====== Material shown ======

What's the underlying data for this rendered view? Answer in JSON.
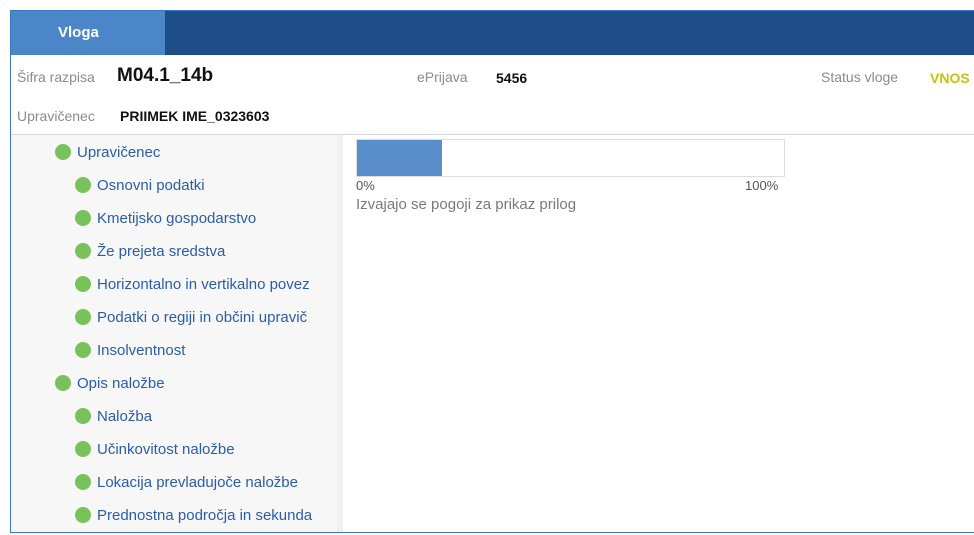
{
  "header": {
    "tab_label": "Vloga"
  },
  "info": {
    "sifra_label": "Šifra razpisa",
    "sifra_value": "M04.1_14b",
    "eprijava_label": "ePrijava",
    "eprijava_value": "5456",
    "status_label": "Status vloge",
    "status_value": "VNOS",
    "upravicenec_label": "Upravičenec",
    "upravicenec_value": "PRIIMEK IME_0323603"
  },
  "tree": [
    {
      "label": "Upravičenec",
      "level": 0
    },
    {
      "label": "Osnovni podatki",
      "level": 1
    },
    {
      "label": "Kmetijsko gospodarstvo",
      "level": 1
    },
    {
      "label": "Že prejeta sredstva",
      "level": 1
    },
    {
      "label": "Horizontalno in vertikalno povez",
      "level": 1
    },
    {
      "label": "Podatki o regiji in občini upravič",
      "level": 1
    },
    {
      "label": "Insolventnost",
      "level": 1
    },
    {
      "label": "Opis naložbe",
      "level": 0
    },
    {
      "label": "Naložba",
      "level": 1
    },
    {
      "label": "Učinkovitost naložbe",
      "level": 1
    },
    {
      "label": "Lokacija prevladujoče naložbe",
      "level": 1
    },
    {
      "label": "Prednostna področja in sekunda",
      "level": 1
    }
  ],
  "progress": {
    "fraction": 0.2,
    "min_label": "0%",
    "max_label": "100%",
    "message": "Izvajajo se pogoji za prikaz prilog"
  },
  "colors": {
    "header_bg": "#1e4e87",
    "tab_bg": "#4a86c8",
    "status": "#c7c20c",
    "dot": "#79c25b",
    "progress": "#5b8fcb"
  },
  "icons": {
    "tree_status": "green-circle-icon"
  }
}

======

-- Instruction --
Pull out every line in the material above where "Upravičenec" occurs.

-- Response to this exercise --
    "upravicenec_label": "Upravičenec",
      "label": "Upravičenec",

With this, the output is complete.